Retype everything in the listing, leaving each line exactly as it is.

-- START OF Data excerpts --

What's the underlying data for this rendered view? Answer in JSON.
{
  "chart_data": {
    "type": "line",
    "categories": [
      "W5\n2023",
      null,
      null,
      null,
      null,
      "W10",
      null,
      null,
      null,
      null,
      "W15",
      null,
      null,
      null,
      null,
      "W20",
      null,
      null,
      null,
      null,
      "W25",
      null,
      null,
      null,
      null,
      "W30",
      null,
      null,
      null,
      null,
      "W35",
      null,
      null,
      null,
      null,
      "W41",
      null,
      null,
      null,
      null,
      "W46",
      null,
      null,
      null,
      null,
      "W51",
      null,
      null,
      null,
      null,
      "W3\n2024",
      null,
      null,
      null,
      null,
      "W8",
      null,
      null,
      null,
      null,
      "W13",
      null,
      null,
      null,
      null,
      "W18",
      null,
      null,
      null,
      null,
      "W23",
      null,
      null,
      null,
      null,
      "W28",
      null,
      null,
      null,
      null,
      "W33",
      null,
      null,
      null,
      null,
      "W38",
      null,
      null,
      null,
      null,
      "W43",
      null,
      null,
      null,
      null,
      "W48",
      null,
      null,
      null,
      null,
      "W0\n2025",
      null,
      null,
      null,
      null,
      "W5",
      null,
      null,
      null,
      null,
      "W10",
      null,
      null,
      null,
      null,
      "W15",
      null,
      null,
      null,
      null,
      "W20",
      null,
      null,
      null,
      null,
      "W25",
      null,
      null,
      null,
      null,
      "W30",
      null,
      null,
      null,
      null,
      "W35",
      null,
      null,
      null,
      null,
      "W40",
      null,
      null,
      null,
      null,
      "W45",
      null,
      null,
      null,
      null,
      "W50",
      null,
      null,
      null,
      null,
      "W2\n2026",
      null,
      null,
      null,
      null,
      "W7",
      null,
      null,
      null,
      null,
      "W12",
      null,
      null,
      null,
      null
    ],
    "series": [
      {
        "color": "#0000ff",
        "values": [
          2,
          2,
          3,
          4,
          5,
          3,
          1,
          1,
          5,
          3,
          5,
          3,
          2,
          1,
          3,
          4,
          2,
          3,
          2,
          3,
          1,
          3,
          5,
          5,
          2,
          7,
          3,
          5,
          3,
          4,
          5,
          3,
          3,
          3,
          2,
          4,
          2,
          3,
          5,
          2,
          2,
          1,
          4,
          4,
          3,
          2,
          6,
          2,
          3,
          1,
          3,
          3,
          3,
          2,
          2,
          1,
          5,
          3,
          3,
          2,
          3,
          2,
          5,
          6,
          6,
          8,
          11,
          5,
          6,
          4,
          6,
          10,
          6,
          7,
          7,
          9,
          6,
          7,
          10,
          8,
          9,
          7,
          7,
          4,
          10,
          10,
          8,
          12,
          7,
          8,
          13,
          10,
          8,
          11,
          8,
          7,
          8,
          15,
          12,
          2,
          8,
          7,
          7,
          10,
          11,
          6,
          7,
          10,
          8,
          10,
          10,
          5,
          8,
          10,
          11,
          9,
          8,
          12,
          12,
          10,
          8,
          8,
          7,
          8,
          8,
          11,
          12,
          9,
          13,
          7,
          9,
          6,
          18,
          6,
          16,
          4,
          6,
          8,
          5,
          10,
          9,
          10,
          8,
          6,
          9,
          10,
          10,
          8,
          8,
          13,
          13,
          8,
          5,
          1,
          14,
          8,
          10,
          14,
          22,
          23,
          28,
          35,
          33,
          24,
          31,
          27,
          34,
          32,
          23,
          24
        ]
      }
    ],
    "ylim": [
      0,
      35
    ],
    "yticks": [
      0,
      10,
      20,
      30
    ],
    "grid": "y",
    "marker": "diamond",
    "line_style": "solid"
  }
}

-- END OF Data excerpts --

• Response
What's the underlying data for this rendered view? Answer in JSON.
{
  "chart_data": {
    "type": "line",
    "categories": [
      "W5\n2023",
      null,
      null,
      null,
      null,
      "W10",
      null,
      null,
      null,
      null,
      "W15",
      null,
      null,
      null,
      null,
      "W20",
      null,
      null,
      null,
      null,
      "W25",
      null,
      null,
      null,
      null,
      "W30",
      null,
      null,
      null,
      null,
      "W35",
      null,
      null,
      null,
      null,
      "W41",
      null,
      null,
      null,
      null,
      "W46",
      null,
      null,
      null,
      null,
      "W51",
      null,
      null,
      null,
      null,
      "W3\n2024",
      null,
      null,
      null,
      null,
      "W8",
      null,
      null,
      null,
      null,
      "W13",
      null,
      null,
      null,
      null,
      "W18",
      null,
      null,
      null,
      null,
      "W23",
      null,
      null,
      null,
      null,
      "W28",
      null,
      null,
      null,
      null,
      "W33",
      null,
      null,
      null,
      null,
      "W38",
      null,
      null,
      null,
      null,
      "W43",
      null,
      null,
      null,
      null,
      "W48",
      null,
      null,
      null,
      null,
      "W0\n2025",
      null,
      null,
      null,
      null,
      "W5",
      null,
      null,
      null,
      null,
      "W10",
      null,
      null,
      null,
      null,
      "W15",
      null,
      null,
      null,
      null,
      "W20",
      null,
      null,
      null,
      null,
      "W25",
      null,
      null,
      null,
      null,
      "W30",
      null,
      null,
      null,
      null,
      "W35",
      null,
      null,
      null,
      null,
      "W40",
      null,
      null,
      null,
      null,
      "W45",
      null,
      null,
      null,
      null,
      "W50",
      null,
      null,
      null,
      null,
      "W2\n2026",
      null,
      null,
      null,
      null,
      "W7",
      null,
      null,
      null,
      null,
      "W12",
      null,
      null,
      null,
      null
    ],
    "series": [
      {
        "color": "#0000ff",
        "values": [
          2,
          2,
          3,
          4,
          5,
          3,
          1,
          1,
          5,
          3,
          5,
          3,
          2,
          1,
          3,
          4,
          2,
          3,
          2,
          3,
          1,
          3,
          5,
          5,
          2,
          7,
          3,
          5,
          3,
          4,
          5,
          3,
          3,
          3,
          2,
          4,
          2,
          3,
          5,
          2,
          2,
          1,
          4,
          4,
          3,
          2,
          6,
          2,
          3,
          1,
          3,
          3,
          3,
          2,
          2,
          1,
          5,
          3,
          3,
          2,
          3,
          2,
          5,
          6,
          6,
          8,
          11,
          5,
          6,
          4,
          6,
          10,
          6,
          7,
          7,
          9,
          6,
          7,
          10,
          8,
          9,
          7,
          7,
          4,
          10,
          10,
          8,
          12,
          7,
          8,
          13,
          10,
          8,
          11,
          8,
          7,
          8,
          15,
          12,
          2,
          8,
          7,
          7,
          10,
          11,
          6,
          7,
          10,
          8,
          10,
          10,
          5,
          8,
          10,
          11,
          9,
          8,
          12,
          12,
          10,
          8,
          8,
          7,
          8,
          8,
          11,
          12,
          9,
          13,
          7,
          9,
          6,
          18,
          6,
          16,
          4,
          6,
          8,
          5,
          10,
          9,
          10,
          8,
          6,
          9,
          10,
          10,
          8,
          8,
          13,
          13,
          8,
          5,
          1,
          14,
          8,
          10,
          14,
          22,
          23,
          28,
          35,
          33,
          24,
          31,
          27,
          34,
          32,
          23,
          24
        ]
      }
    ],
    "ylim": [
      0,
      35
    ],
    "yticks": [
      0,
      10,
      20,
      30
    ],
    "grid": "y",
    "marker": "diamond",
    "line_style": "solid"
  }
}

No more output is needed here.